(Stored data)
# # #

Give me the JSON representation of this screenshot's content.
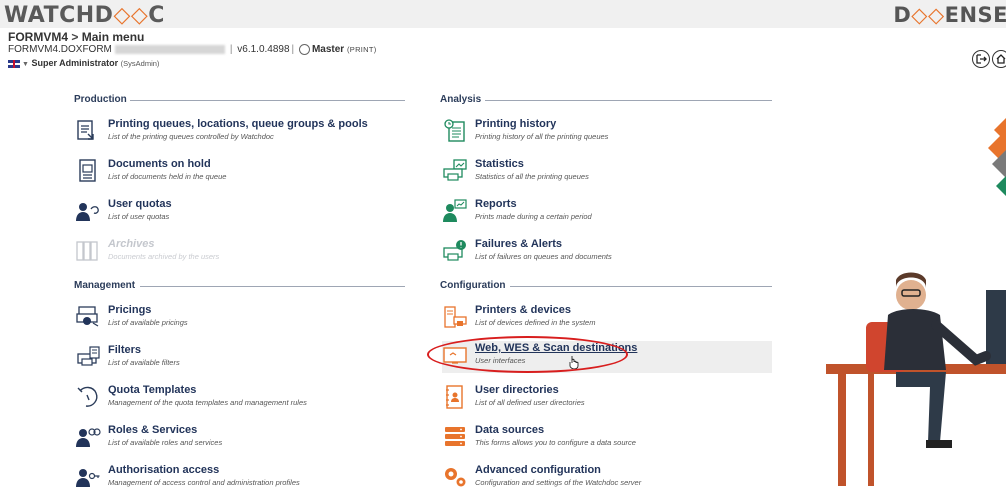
{
  "header": {
    "logo_left_a": "WATCHD",
    "logo_left_b": "◇◇",
    "logo_left_c": "C",
    "logo_right_a": "D",
    "logo_right_b": "◇◇",
    "logo_right_c": "ENSE"
  },
  "breadcrumb": {
    "server": "FORMVM4",
    "separator": ">",
    "page": "Main menu"
  },
  "info": {
    "host": "FORMVM4.DOXFORM",
    "version": "v6.1.0.4898",
    "role": "Master",
    "role_tag": "(PRINT)"
  },
  "user": {
    "name": "Super Administrator",
    "account": "(SysAdmin)"
  },
  "toolbar": {
    "logout_icon": "logout-icon",
    "home_icon": "home-icon"
  },
  "sections": {
    "production": "Production",
    "management": "Management",
    "analysis": "Analysis",
    "configuration": "Configuration"
  },
  "production_items": [
    {
      "title": "Printing queues, locations, queue groups & pools",
      "desc": "List of the printing queues controlled by Watchdoc",
      "icon": "printer-queue-icon"
    },
    {
      "title": "Documents on hold",
      "desc": "List of documents held in the queue",
      "icon": "document-hold-icon"
    },
    {
      "title": "User quotas",
      "desc": "List of user quotas",
      "icon": "user-quota-icon"
    },
    {
      "title": "Archives",
      "desc": "Documents archived by the users",
      "icon": "archive-icon"
    }
  ],
  "management_items": [
    {
      "title": "Pricings",
      "desc": "List of available pricings",
      "icon": "pricing-icon"
    },
    {
      "title": "Filters",
      "desc": "List of available filters",
      "icon": "filter-icon"
    },
    {
      "title": "Quota Templates",
      "desc": "Management of the quota templates and management rules",
      "icon": "quota-template-icon"
    },
    {
      "title": "Roles & Services",
      "desc": "List of available roles and services",
      "icon": "roles-icon"
    },
    {
      "title": "Authorisation access",
      "desc": "Management of access control and administration profiles",
      "icon": "authorisation-icon"
    }
  ],
  "analysis_items": [
    {
      "title": "Printing history",
      "desc": "Printing history of all the printing queues",
      "icon": "history-icon"
    },
    {
      "title": "Statistics",
      "desc": "Statistics of all the printing queues",
      "icon": "statistics-icon"
    },
    {
      "title": "Reports",
      "desc": "Prints made during a certain period",
      "icon": "reports-icon"
    },
    {
      "title": "Failures & Alerts",
      "desc": "List of failures on queues and documents",
      "icon": "alert-icon"
    }
  ],
  "configuration_items": [
    {
      "title": "Printers & devices",
      "desc": "List of devices defined in the system",
      "icon": "printers-icon"
    },
    {
      "title": "Web, WES & Scan destinations",
      "desc": "User interfaces",
      "icon": "web-wes-icon"
    },
    {
      "title": "User directories",
      "desc": "List of all defined user directories",
      "icon": "directory-icon"
    },
    {
      "title": "Data sources",
      "desc": "This forms allows you to configure a data source",
      "icon": "data-source-icon"
    },
    {
      "title": "Advanced configuration",
      "desc": "Configuration and settings of the Watchdoc server",
      "icon": "gears-icon"
    }
  ],
  "colors": {
    "accent": "#e8742c",
    "title": "#22345a",
    "highlight_ring": "#d81e1e",
    "icon_green": "#1e8a5e"
  }
}
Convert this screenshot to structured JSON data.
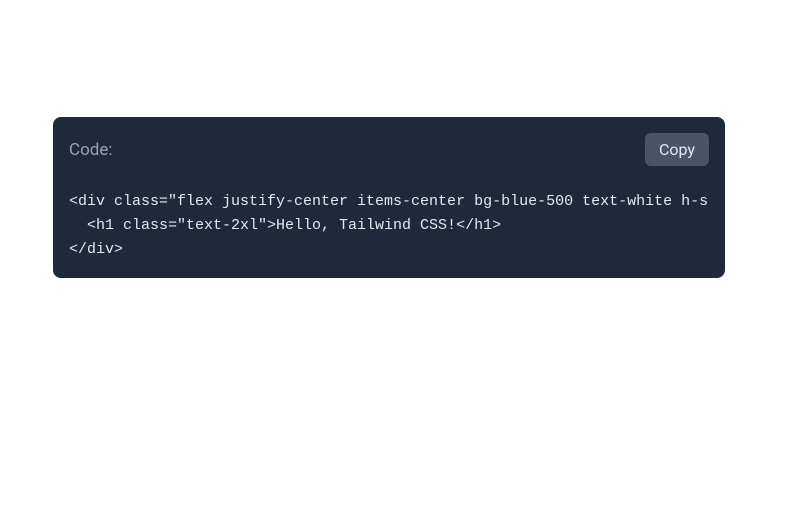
{
  "codeBlock": {
    "label": "Code:",
    "copyButton": "Copy",
    "content": "<div class=\"flex justify-center items-center bg-blue-500 text-white h-screen\">\n  <h1 class=\"text-2xl\">Hello, Tailwind CSS!</h1>\n</div>"
  }
}
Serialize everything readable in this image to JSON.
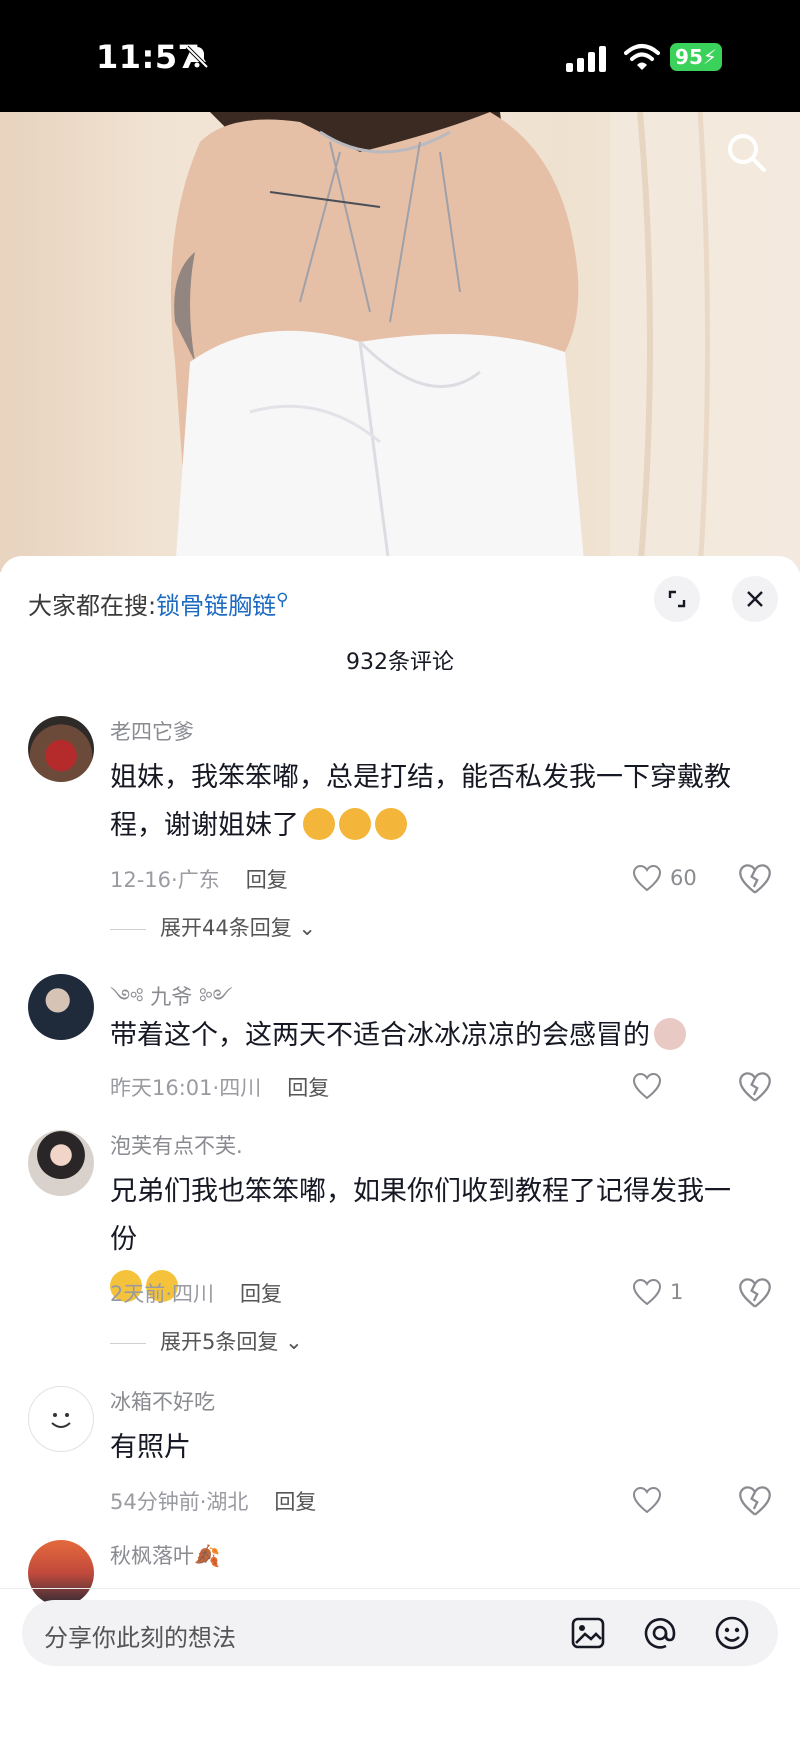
{
  "status_bar": {
    "time": "11:57",
    "battery": "95"
  },
  "search_hint": {
    "prefix": "大家都在搜:",
    "keyword": "锁骨链胸链"
  },
  "comments_header": {
    "count_label": "932条评论"
  },
  "comments": [
    {
      "user": "老四它爹",
      "text": "姐妹，我笨笨嘟，总是打结，能否私发我一下穿戴教程，谢谢姐妹了",
      "date": "12-16·广东",
      "reply_label": "回复",
      "likes": "60",
      "expand": "展开44条回复"
    },
    {
      "user": "九爷",
      "text": "带着这个，这两天不适合冰冰凉凉的会感冒的",
      "date": "昨天16:01·四川",
      "reply_label": "回复",
      "likes": ""
    },
    {
      "user": "泡芙有点不芙.",
      "text": "兄弟们我也笨笨嘟，如果你们收到教程了记得发我一份",
      "date": "2天前·四川",
      "reply_label": "回复",
      "likes": "1",
      "expand": "展开5条回复"
    },
    {
      "user": "冰箱不好吃",
      "text": "有照片",
      "date": "54分钟前·湖北",
      "reply_label": "回复",
      "likes": ""
    },
    {
      "user": "秋枫落叶"
    }
  ],
  "input": {
    "placeholder": "分享你此刻的想法"
  },
  "icons": {
    "search": "search-icon",
    "expand": "expand-icon",
    "close": "close-icon",
    "like": "heart-icon",
    "dislike": "broken-heart-icon",
    "image": "image-icon",
    "mention": "at-icon",
    "emoji": "emoji-icon"
  },
  "colors": {
    "keyword": "#1d6bc1",
    "battery": "#3ad25a",
    "muted": "#8a8b91"
  }
}
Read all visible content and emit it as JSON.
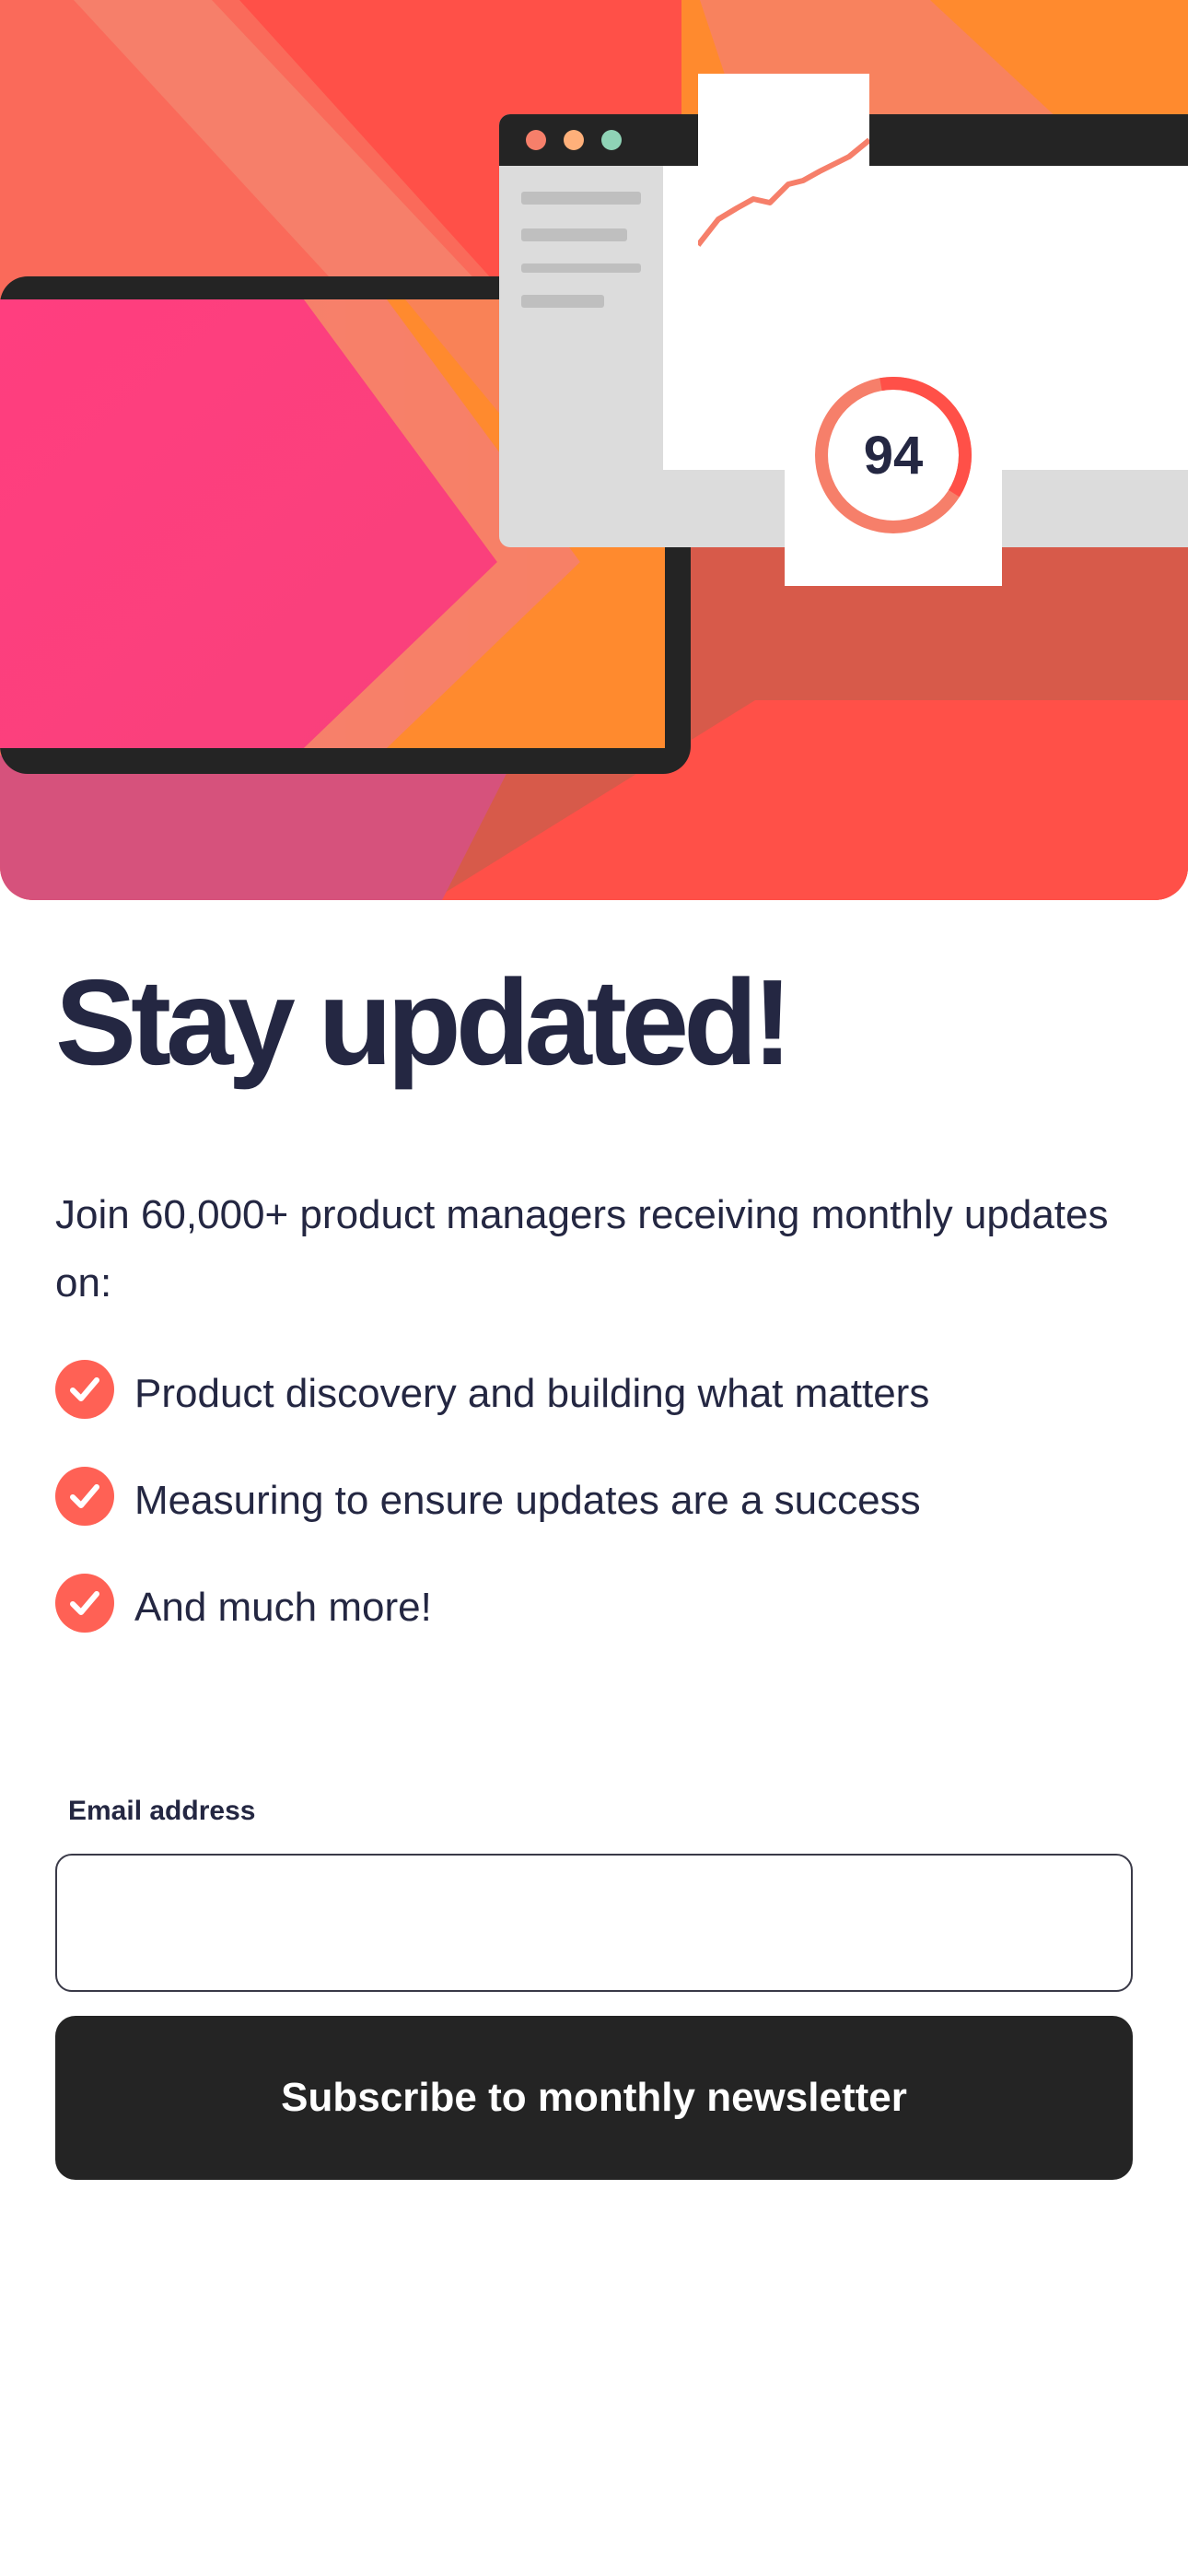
{
  "hero": {
    "score": "94",
    "colors": {
      "red": "#FF5048",
      "coral": "#F67F6A",
      "pink": "#FF3E7F",
      "orange": "#FF8A2E",
      "dark": "#242424"
    }
  },
  "title": "Stay updated!",
  "intro": "Join 60,000+ product managers receiving monthly updates on:",
  "benefits": [
    "Product discovery and building what matters",
    "Measuring to ensure updates are a success",
    "And much more!"
  ],
  "form": {
    "email_label": "Email address",
    "email_value": "",
    "subscribe_label": "Subscribe to monthly newsletter"
  },
  "icons": {
    "benefit": "check-circle-icon"
  }
}
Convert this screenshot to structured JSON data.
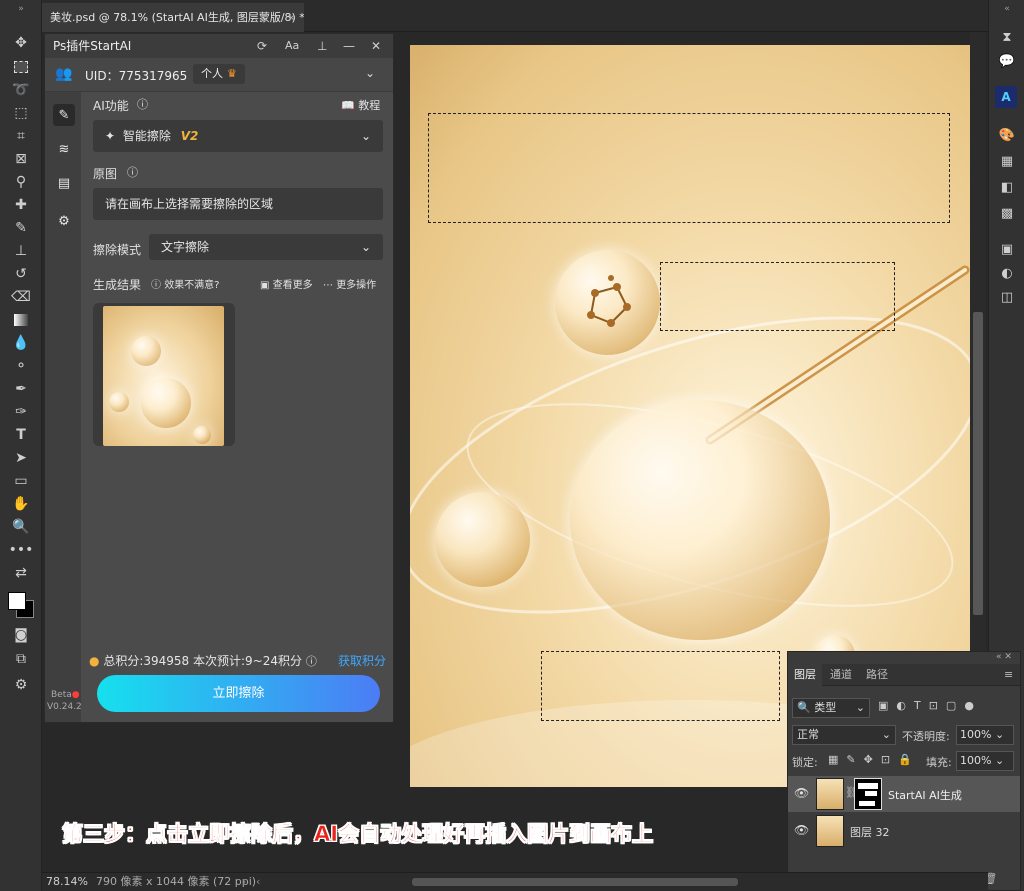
{
  "document_tab": {
    "title": "美妆.psd @ 78.1% (StartAI AI生成, 图层蒙版/8) *",
    "close": "×"
  },
  "plugin": {
    "title": "Ps插件StartAI",
    "header_icons": {
      "refresh": "C",
      "font": "Aa",
      "pin": "pin-icon",
      "minimize": "—",
      "close": "✕"
    },
    "uid": "UID：775317965",
    "account_type": "个人",
    "ai_function_label": "AI功能",
    "tutorial_label": "教程",
    "function_value": "智能擦除",
    "function_version": "V2",
    "original_label": "原图",
    "original_placeholder": "请在画布上选择需要擦除的区域",
    "erase_mode_label": "擦除模式",
    "erase_mode_value": "文字擦除",
    "result_label": "生成结果",
    "unsatisfied_label": "效果不满意?",
    "view_more_label": "查看更多",
    "more_actions_label": "更多操作",
    "points_text": "总积分:394958  本次预计:9~24积分",
    "get_points_label": "获取积分",
    "erase_button_label": "立即擦除",
    "beta_label": "Beta",
    "version_label": "V0.24.2"
  },
  "layers_panel": {
    "tabs": [
      "图层",
      "通道",
      "路径"
    ],
    "filter_kind": "类型",
    "blend_mode": "正常",
    "opacity_label": "不透明度:",
    "opacity_value": "100%",
    "lock_label": "锁定:",
    "fill_label": "填充:",
    "fill_value": "100%",
    "layers": [
      {
        "name": "StartAI AI生成",
        "selected": true
      },
      {
        "name": "图层 32",
        "selected": false
      }
    ]
  },
  "status": {
    "zoom": "78.14%",
    "doc_info": "790 像素 x 1044 像素 (72 ppi)"
  },
  "caption": "第三步：点击立即擦除后，AI会自动处理好再插入图片到画布上",
  "colors": {
    "accent_start": "#16e0ee",
    "accent_end": "#4c7cf5",
    "caption_red": "#e8231d",
    "link_blue": "#3fa8ff"
  }
}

# # #

Gather all lines from the records above in which "JSON" appears.

_COMPLETE OUTPUT_
Give me the JSON representation of this screenshot's content.
Convert this screenshot to structured JSON data.
Serialize everything readable in this image to JSON.
Read all visible content and emit it as JSON.
Convert this screenshot to structured JSON data.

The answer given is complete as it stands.